## Start Data

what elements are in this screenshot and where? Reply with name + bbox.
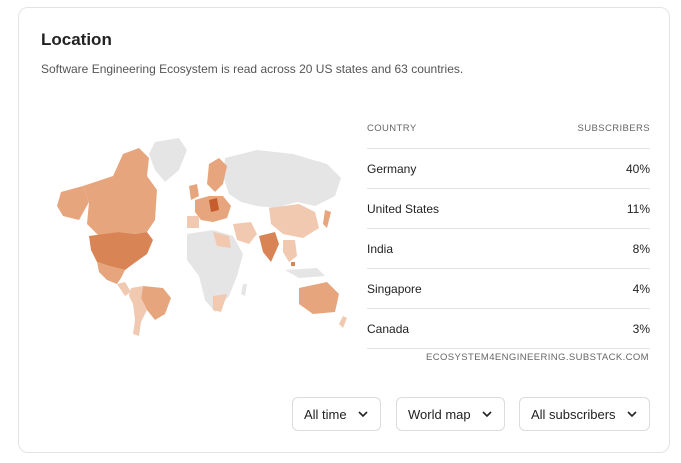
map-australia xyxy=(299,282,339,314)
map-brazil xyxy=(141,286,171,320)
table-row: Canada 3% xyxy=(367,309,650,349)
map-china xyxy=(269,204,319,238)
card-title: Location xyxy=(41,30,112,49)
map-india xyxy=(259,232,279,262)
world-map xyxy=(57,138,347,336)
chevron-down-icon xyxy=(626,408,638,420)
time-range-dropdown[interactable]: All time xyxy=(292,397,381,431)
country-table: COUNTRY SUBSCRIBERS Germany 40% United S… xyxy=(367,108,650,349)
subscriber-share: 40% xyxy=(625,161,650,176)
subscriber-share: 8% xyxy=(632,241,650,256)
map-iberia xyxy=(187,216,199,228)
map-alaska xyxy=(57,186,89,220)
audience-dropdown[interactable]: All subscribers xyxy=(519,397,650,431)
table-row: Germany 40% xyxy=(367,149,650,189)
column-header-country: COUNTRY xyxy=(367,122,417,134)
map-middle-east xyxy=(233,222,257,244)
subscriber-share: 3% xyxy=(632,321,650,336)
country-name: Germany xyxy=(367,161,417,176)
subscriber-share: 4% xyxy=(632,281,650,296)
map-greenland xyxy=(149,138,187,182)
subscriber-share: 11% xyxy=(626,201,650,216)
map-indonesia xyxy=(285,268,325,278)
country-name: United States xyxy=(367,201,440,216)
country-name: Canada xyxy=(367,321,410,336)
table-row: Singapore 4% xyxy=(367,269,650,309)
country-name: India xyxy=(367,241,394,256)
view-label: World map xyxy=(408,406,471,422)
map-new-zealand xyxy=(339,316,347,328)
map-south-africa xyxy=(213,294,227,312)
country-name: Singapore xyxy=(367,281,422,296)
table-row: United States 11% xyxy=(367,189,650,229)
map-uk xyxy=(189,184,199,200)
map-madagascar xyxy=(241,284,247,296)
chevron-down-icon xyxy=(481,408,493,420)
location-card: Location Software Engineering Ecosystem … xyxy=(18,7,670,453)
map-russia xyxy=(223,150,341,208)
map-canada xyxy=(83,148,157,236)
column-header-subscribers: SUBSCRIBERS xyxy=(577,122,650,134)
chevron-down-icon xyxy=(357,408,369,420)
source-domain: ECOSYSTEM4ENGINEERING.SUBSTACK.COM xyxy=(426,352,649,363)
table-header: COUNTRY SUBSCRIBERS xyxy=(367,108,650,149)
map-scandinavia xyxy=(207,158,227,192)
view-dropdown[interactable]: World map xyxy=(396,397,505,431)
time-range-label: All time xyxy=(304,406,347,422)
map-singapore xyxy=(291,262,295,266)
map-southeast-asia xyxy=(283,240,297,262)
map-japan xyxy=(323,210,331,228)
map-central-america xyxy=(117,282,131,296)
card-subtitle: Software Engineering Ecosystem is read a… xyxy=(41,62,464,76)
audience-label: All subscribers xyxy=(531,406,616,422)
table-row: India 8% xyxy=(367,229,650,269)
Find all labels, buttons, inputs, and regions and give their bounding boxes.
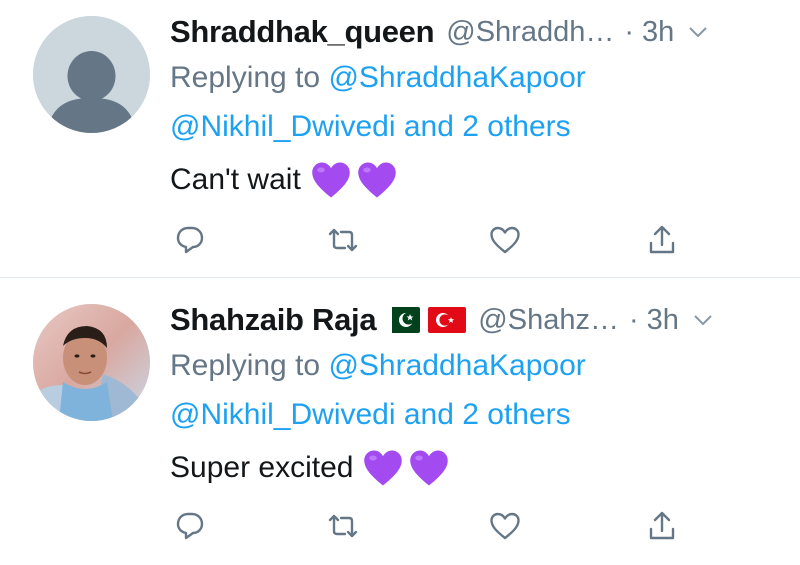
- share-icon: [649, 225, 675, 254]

## End Data

◆ **The request**: Copy the lines of the data from the line with "map-australia xyxy=(299,282,339,314)" to the line with "world-map xyxy=(57,138,347,336)", swapping "table-row" for "list-row" and leaving everything else as it is.

◆ **Correct answer**:
map-australia xyxy=(299,282,339,314)
map-brazil xyxy=(141,286,171,320)
list-row: Canada 3% xyxy=(367,309,650,349)
map-china xyxy=(269,204,319,238)
card-title: Location xyxy=(41,30,112,49)
map-india xyxy=(259,232,279,262)
world-map xyxy=(57,138,347,336)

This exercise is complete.